▶ [Exercise] Identify the lines bearing the string "logo" and gather them.

▶ [Data section]
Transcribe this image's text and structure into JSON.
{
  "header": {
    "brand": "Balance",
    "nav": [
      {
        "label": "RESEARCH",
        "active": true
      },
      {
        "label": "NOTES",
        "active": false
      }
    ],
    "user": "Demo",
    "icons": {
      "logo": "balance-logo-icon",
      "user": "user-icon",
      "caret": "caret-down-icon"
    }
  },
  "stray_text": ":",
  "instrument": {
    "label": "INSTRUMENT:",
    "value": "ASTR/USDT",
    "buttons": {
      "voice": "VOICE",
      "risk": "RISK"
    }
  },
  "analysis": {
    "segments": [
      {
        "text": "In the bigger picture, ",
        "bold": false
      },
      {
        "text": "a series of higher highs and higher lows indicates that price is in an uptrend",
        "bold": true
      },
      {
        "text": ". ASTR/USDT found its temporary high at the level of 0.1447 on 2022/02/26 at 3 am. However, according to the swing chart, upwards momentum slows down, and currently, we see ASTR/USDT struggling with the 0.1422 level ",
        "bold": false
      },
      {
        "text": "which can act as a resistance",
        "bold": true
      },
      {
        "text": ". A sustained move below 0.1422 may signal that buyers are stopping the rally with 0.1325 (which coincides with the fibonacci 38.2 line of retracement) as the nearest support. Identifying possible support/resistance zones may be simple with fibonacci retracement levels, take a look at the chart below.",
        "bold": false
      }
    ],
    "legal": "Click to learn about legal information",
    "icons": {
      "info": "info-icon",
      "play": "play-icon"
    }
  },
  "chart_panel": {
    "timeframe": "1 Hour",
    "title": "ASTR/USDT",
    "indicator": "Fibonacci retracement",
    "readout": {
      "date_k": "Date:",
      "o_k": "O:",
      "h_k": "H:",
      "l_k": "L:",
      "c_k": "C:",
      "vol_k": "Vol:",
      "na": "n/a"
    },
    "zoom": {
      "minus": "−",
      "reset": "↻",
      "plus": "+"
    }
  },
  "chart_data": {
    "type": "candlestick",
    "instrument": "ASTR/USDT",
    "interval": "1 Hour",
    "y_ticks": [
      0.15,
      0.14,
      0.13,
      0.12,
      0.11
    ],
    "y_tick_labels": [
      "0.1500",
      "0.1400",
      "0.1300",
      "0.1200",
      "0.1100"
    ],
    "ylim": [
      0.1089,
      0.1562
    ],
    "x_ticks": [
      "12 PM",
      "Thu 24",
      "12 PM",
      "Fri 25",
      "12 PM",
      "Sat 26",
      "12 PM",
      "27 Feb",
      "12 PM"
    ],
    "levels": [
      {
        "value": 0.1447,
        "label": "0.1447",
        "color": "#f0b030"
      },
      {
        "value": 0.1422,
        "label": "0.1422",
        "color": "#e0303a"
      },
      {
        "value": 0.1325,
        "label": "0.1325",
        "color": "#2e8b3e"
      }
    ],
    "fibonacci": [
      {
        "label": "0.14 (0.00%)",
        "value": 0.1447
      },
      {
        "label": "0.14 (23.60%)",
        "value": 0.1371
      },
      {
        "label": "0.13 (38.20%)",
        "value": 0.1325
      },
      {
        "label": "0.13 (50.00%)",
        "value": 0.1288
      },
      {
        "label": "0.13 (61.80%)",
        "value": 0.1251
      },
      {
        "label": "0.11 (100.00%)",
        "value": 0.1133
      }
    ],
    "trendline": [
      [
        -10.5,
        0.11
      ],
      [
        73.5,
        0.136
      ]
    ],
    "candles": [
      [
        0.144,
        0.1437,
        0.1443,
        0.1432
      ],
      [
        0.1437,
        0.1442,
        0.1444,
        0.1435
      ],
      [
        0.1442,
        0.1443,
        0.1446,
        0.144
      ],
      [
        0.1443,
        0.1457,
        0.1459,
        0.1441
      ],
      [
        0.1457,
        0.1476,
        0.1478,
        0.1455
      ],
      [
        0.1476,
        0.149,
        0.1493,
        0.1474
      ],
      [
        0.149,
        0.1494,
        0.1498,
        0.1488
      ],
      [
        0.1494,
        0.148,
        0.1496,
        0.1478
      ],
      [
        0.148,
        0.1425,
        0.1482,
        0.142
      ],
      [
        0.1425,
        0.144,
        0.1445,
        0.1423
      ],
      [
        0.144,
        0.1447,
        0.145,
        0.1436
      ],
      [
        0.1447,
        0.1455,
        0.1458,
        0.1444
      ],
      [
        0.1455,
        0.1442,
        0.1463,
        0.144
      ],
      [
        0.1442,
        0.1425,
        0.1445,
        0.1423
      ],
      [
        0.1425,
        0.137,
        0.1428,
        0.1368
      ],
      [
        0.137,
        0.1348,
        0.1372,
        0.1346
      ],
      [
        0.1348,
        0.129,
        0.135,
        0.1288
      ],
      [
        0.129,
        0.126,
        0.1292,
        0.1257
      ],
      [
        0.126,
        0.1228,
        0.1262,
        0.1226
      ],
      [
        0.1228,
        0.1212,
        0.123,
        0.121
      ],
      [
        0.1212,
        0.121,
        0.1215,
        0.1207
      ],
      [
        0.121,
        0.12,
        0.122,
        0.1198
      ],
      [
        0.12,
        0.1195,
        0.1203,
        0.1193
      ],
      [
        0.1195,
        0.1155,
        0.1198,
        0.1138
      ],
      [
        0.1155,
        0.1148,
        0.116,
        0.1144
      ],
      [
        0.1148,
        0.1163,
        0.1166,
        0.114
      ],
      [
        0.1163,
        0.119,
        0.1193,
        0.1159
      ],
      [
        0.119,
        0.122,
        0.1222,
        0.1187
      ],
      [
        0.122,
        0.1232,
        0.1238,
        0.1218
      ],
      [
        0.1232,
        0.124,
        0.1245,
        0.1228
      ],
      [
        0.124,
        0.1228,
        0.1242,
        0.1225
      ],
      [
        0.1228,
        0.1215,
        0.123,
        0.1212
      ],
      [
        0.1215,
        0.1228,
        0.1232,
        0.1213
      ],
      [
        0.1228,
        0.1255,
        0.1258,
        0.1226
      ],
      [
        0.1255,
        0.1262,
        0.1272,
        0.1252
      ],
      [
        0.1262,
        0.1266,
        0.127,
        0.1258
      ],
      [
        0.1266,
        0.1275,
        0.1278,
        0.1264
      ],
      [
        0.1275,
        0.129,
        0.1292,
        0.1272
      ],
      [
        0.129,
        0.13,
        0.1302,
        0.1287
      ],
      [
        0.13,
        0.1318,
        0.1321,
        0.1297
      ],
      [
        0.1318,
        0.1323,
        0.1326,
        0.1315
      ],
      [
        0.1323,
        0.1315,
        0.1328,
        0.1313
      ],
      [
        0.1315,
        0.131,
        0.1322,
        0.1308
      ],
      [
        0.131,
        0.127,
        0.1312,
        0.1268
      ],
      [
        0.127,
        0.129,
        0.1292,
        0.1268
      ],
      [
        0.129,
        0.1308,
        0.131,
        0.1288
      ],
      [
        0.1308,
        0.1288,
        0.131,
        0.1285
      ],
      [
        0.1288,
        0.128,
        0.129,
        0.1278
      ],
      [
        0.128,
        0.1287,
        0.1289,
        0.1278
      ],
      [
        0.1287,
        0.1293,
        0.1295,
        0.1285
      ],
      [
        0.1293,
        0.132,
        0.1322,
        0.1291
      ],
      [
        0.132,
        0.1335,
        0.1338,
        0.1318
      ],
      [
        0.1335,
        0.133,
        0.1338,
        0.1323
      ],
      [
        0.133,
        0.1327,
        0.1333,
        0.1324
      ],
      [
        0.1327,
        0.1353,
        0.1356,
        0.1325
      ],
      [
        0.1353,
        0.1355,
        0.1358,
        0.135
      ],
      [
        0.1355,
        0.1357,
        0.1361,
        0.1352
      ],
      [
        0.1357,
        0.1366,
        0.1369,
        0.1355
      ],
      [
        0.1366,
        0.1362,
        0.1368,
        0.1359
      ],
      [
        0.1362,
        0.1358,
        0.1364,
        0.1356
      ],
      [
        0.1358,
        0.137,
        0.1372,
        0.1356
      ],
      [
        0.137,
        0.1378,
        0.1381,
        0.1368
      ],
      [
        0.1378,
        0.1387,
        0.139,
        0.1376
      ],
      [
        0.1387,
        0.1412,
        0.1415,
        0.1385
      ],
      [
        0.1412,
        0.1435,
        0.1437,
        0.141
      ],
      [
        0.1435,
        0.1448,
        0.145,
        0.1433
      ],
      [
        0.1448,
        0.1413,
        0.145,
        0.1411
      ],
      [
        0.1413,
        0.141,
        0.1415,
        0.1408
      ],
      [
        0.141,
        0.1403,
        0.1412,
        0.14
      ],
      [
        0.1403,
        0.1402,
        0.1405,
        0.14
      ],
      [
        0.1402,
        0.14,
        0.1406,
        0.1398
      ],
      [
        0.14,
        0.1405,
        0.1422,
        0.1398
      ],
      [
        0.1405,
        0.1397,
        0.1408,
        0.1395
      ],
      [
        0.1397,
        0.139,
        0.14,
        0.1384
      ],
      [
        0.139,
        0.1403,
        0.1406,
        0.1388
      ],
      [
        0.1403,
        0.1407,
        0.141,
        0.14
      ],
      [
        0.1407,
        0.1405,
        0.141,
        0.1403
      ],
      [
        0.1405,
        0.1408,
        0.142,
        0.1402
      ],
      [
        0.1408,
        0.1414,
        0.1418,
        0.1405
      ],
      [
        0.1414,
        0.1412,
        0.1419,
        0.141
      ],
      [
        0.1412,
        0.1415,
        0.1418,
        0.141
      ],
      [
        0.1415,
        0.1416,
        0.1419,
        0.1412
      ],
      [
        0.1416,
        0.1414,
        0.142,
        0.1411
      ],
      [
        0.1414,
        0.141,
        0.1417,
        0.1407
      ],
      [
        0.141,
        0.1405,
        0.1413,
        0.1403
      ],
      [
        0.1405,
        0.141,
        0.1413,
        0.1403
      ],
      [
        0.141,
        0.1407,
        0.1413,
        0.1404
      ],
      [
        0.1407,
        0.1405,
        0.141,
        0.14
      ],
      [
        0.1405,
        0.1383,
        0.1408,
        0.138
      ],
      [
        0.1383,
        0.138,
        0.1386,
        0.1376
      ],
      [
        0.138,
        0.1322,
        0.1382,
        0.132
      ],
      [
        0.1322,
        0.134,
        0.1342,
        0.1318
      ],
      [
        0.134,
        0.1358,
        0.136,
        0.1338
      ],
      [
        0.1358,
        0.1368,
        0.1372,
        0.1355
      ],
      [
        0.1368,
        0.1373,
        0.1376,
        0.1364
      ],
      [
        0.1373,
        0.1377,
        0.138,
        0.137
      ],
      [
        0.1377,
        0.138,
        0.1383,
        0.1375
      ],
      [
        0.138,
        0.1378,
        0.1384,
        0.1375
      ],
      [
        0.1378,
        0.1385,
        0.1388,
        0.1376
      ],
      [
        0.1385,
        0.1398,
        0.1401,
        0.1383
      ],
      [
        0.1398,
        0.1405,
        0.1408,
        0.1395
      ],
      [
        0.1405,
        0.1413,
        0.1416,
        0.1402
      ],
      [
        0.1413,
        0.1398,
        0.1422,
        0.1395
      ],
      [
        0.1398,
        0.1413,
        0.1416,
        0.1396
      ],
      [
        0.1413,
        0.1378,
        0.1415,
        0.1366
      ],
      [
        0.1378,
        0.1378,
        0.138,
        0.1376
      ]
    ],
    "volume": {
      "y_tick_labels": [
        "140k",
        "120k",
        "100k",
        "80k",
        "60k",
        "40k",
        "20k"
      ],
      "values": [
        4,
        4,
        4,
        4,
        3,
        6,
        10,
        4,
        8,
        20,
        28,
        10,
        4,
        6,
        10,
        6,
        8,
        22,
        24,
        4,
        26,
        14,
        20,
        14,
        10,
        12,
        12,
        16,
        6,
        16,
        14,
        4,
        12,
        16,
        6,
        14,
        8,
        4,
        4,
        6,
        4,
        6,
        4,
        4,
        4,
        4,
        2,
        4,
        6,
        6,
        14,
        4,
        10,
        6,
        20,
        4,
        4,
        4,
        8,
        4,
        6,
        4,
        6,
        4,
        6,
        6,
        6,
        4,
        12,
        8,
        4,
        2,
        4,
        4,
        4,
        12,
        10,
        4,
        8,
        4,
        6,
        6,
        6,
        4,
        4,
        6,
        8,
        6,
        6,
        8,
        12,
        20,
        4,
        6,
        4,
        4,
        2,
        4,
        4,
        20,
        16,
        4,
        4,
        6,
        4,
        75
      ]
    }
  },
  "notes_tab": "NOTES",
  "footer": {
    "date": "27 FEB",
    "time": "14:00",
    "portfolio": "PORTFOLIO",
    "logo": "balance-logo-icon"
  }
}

▶ [Result of the exercise]
      "logo": "balance-logo-icon",
    "logo": "balance-logo-icon"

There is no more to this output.